→ GIVEN INSTRUCTION
Find the string "image" in the entries and copy each line that has it.

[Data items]
---------------
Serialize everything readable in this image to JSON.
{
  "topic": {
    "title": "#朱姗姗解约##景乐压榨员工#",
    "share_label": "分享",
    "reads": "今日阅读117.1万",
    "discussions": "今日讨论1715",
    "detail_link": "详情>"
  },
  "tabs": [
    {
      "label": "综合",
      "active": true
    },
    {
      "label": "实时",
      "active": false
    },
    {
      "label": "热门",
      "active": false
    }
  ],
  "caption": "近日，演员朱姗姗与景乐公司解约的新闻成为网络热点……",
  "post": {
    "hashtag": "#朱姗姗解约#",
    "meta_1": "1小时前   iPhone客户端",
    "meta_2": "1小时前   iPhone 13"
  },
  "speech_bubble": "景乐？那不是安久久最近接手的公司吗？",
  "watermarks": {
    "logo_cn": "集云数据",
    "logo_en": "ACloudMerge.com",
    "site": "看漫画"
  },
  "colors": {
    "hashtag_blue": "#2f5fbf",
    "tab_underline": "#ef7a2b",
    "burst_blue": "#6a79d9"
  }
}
---------------
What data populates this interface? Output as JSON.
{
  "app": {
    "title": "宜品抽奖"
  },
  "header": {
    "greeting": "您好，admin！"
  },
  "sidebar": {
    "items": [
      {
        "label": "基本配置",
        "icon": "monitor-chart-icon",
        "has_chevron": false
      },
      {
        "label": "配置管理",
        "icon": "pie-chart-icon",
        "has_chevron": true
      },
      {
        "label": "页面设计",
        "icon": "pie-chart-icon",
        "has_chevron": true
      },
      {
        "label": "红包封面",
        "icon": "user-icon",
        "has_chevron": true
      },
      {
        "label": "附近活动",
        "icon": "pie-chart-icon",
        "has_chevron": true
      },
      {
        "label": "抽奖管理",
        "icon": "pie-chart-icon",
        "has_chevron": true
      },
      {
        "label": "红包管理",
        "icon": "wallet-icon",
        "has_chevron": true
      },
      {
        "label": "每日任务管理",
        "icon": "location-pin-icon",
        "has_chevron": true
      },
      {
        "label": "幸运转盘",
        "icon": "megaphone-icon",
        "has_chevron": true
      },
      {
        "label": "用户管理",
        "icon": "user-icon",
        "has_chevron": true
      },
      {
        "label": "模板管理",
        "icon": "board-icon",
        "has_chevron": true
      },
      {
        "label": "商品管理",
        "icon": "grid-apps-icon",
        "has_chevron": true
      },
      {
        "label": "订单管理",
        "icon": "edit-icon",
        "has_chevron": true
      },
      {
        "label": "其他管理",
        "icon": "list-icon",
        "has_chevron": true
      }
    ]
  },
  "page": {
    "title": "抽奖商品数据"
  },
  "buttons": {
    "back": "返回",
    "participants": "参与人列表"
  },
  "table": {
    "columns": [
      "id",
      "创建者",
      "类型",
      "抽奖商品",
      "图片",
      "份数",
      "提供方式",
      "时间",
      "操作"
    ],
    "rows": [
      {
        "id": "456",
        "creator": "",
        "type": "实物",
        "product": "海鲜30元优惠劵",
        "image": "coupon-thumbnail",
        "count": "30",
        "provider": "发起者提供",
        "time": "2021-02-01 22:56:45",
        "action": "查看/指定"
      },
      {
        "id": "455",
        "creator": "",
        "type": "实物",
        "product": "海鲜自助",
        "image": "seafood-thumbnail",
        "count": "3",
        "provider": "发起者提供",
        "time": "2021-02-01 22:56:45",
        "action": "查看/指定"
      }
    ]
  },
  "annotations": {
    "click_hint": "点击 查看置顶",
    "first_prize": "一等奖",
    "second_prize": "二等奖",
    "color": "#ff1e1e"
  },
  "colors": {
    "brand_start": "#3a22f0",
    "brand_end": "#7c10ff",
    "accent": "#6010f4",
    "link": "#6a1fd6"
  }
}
---------------
→ RESULT FOR THIS EXERCISE
Serialize everything readable in this image to JSON.
        "image": "coupon-thumbnail",
        "image": "seafood-thumbnail",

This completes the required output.